- [What you should do]
Write out every record below exactly as it appears.

>> BEGIN Entries

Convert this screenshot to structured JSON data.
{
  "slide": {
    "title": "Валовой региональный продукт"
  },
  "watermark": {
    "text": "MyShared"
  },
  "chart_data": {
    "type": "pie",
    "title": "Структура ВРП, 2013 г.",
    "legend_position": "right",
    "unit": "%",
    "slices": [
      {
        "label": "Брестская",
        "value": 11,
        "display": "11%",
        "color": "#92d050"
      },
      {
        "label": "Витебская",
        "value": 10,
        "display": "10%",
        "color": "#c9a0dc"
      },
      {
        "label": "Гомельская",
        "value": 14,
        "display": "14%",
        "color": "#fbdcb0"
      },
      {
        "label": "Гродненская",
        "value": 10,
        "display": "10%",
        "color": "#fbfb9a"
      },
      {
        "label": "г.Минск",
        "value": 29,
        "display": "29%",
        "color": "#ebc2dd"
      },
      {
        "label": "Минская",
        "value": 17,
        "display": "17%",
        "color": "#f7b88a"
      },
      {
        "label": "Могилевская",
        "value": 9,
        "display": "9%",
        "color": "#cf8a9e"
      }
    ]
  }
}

>> END Entries

- [Result below]
Convert this screenshot to structured JSON data.
{
  "slide": {
    "title": "Валовой региональный продукт"
  },
  "watermark": {
    "text": "MyShared"
  },
  "chart_data": {
    "type": "pie",
    "title": "Структура ВРП, 2013 г.",
    "legend_position": "right",
    "unit": "%",
    "slices": [
      {
        "label": "Брестская",
        "value": 11,
        "display": "11%",
        "color": "#92d050"
      },
      {
        "label": "Витебская",
        "value": 10,
        "display": "10%",
        "color": "#c9a0dc"
      },
      {
        "label": "Гомельская",
        "value": 14,
        "display": "14%",
        "color": "#fbdcb0"
      },
      {
        "label": "Гродненская",
        "value": 10,
        "display": "10%",
        "color": "#fbfb9a"
      },
      {
        "label": "г.Минск",
        "value": 29,
        "display": "29%",
        "color": "#ebc2dd"
      },
      {
        "label": "Минская",
        "value": 17,
        "display": "17%",
        "color": "#f7b88a"
      },
      {
        "label": "Могилевская",
        "value": 9,
        "display": "9%",
        "color": "#cf8a9e"
      }
    ]
  }
}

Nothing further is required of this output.